▶ [Fragmento proporcionado]
+ + + + + + +

Conjeturemos que algunas piezas de arte buscan un lugar en vez de un observador, un espacio donde puedan estar ante sí mismas y no frente a los otros, arrojadas a una intimidad que bosqueja algo que no ha sido visto y que traza una alianza ocasional entre las intensidades lumínicas y las constricciones de una arquitectura. Las piezas que expone Marta María Pérez Bravo en Ex Teresa Arte Actual portan esa voluntad de aparecer para sí mismas.
A los fantasmas no les preocupa la propiedad de los espacios. Son seres, en alguna medida, desterritorializados. En vez de sentir apego por un lugar, ellos desean aparecer, no importa dónde. Esa cualidad espectral permite que piezas que fueron elaboradas en espacios singulares, aparezcan en otros como si los hubiesen buscado desde un inicio. Los espectros fueron las primeras instalaciones: móviles, transitorias y eventuales; tal vez, los primeros curadores, que imaginaron las formas como un modo estratégico de existir.
Nunca es el cuerpo como totalidad el que surge en su obra, sino sugerencias de cuerpos visibles o soñados, asomos del cuerpo en la realidad de la luz y la materia, como si fueran interrupciones en los flujos de energía, cortocircuitos visuales.

+ + + + + + +

▶ [Instrucción A] Actualiza las líneas del listado que van desde la que contiene "y-tick-label: 0 — [290, 660, 297, 670]" hasta el final del listado, ambas incluidas, reemplazando "Cant. instituciones" por "Cantidad de instituciones" y dejando todo lo demás igual. Devuelve solo esas líneas.

▶ [Datos proporcionados]
+ + + + + + +

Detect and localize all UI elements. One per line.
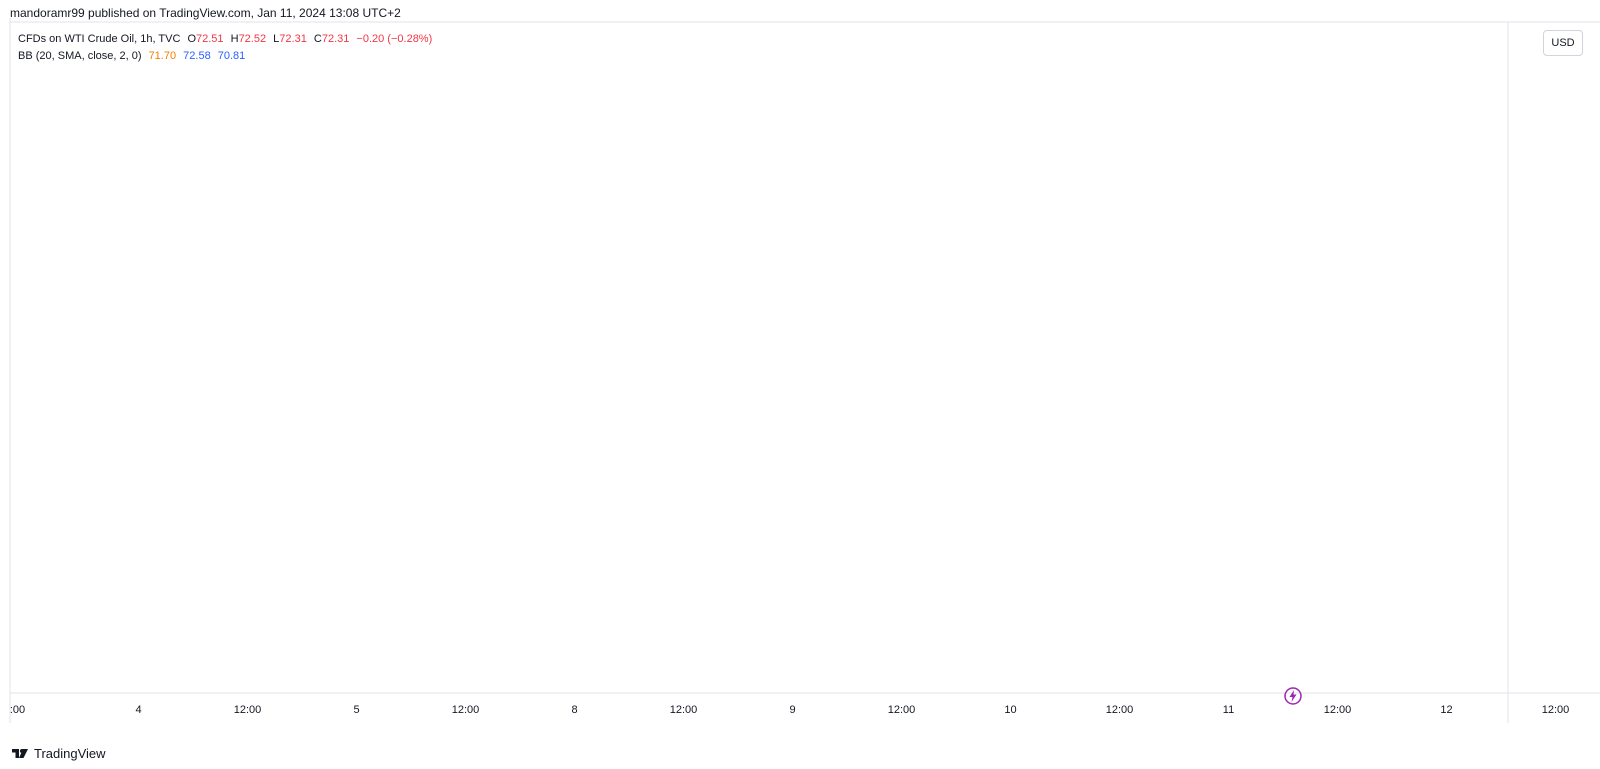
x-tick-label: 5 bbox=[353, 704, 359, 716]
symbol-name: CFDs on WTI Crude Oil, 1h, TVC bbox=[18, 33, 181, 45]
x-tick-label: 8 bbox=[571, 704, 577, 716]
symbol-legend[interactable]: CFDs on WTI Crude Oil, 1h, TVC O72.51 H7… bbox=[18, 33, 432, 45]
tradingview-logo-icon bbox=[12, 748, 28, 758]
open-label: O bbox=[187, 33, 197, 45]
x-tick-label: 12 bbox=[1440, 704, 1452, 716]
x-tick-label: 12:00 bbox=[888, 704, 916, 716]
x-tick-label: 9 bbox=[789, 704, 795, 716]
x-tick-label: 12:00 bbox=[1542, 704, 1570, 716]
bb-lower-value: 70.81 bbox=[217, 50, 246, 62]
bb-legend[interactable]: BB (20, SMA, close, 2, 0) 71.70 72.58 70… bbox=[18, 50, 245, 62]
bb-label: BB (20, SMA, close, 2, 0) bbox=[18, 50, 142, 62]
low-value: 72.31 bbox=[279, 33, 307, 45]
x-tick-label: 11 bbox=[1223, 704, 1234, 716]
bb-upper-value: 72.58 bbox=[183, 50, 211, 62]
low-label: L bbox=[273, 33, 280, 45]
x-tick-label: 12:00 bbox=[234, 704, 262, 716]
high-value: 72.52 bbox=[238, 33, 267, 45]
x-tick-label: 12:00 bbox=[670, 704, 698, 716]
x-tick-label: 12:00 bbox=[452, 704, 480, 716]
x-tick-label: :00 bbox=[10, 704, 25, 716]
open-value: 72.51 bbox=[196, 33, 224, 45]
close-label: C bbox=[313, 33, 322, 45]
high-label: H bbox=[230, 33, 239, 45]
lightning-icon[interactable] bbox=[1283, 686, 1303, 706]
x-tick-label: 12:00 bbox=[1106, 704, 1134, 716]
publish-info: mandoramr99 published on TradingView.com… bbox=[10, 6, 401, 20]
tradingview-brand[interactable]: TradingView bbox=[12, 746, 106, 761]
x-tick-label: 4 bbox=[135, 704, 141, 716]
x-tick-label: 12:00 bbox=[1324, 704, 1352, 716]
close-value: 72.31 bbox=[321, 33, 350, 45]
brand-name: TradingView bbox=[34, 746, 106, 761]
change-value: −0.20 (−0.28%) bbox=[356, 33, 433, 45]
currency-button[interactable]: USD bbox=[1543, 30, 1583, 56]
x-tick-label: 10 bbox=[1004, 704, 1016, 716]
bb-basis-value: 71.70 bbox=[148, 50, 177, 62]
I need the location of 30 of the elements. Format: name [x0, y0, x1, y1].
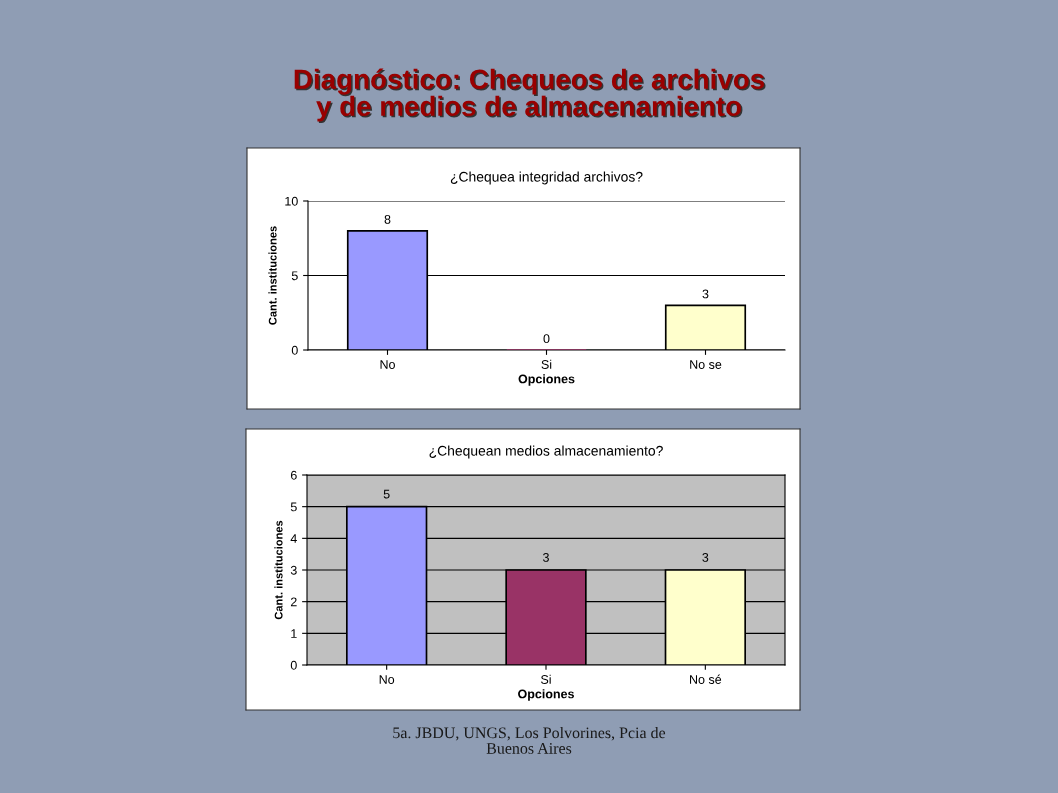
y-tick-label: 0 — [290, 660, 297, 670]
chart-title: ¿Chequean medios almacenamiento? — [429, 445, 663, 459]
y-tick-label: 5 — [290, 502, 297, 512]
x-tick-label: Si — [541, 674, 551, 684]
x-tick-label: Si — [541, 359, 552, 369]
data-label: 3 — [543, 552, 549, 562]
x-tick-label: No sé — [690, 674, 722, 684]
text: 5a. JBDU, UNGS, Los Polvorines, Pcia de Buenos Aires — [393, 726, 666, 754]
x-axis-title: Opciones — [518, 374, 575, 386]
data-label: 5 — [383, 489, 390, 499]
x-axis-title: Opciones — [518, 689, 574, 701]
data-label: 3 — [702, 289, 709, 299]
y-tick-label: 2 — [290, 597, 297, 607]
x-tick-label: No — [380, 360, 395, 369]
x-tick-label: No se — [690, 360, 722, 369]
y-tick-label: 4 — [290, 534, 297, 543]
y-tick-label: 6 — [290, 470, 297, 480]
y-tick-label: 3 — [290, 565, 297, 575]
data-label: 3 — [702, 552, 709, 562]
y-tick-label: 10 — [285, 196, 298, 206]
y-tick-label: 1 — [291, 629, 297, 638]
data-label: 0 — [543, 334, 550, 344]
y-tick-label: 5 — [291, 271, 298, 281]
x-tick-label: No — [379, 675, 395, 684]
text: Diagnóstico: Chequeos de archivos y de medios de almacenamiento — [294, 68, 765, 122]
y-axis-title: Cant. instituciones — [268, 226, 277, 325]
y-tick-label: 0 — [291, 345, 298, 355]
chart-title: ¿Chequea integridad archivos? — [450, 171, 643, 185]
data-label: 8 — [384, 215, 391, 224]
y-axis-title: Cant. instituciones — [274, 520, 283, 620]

+ + + + + + +

▶ [Instrucción B] Según el texto sobre la obra de Marta María Pérez Bravo, ¿con qué adjetivos se califica a los espectros como primeras instalaciones?

▶ [Respuesta correcta A]
y-tick-label: 0 — [290, 660, 297, 670]
chart-title: ¿Chequean medios almacenamiento? — [429, 445, 663, 459]
y-tick-label: 5 — [290, 502, 297, 512]
x-tick-label: Si — [541, 674, 551, 684]
x-tick-label: Si — [541, 359, 552, 369]
data-label: 3 — [543, 552, 549, 562]
x-tick-label: No sé — [690, 674, 722, 684]
text: 5a. JBDU, UNGS, Los Polvorines, Pcia de Buenos Aires — [393, 726, 666, 754]
x-axis-title: Opciones — [518, 374, 575, 386]
data-label: 5 — [383, 489, 390, 499]
x-axis-title: Opciones — [518, 689, 574, 701]
data-label: 3 — [702, 289, 709, 299]
y-tick-label: 2 — [290, 597, 297, 607]
x-tick-label: No — [380, 360, 395, 369]
x-tick-label: No se — [690, 360, 722, 369]
y-tick-label: 4 — [290, 534, 297, 543]
y-tick-label: 6 — [290, 470, 297, 480]
y-tick-label: 3 — [290, 565, 297, 575]
data-label: 3 — [702, 552, 709, 562]
y-tick-label: 10 — [285, 196, 298, 206]
y-tick-label: 1 — [291, 629, 297, 638]
data-label: 0 — [543, 334, 550, 344]
y-tick-label: 5 — [291, 271, 298, 281]
x-tick-label: No — [379, 675, 395, 684]
text: Diagnóstico: Chequeos de archivos y de medios de almacenamiento — [294, 68, 765, 122]
y-axis-title: Cantidad de instituciones — [268, 226, 277, 325]
y-tick-label: 0 — [291, 345, 298, 355]
chart-title: ¿Chequea integridad archivos? — [450, 171, 643, 185]
data-label: 8 — [384, 215, 391, 224]
y-axis-title: Cantidad de instituciones — [274, 520, 283, 620]

▶ [Respuesta correcta B] móviles, transitorias y eventuales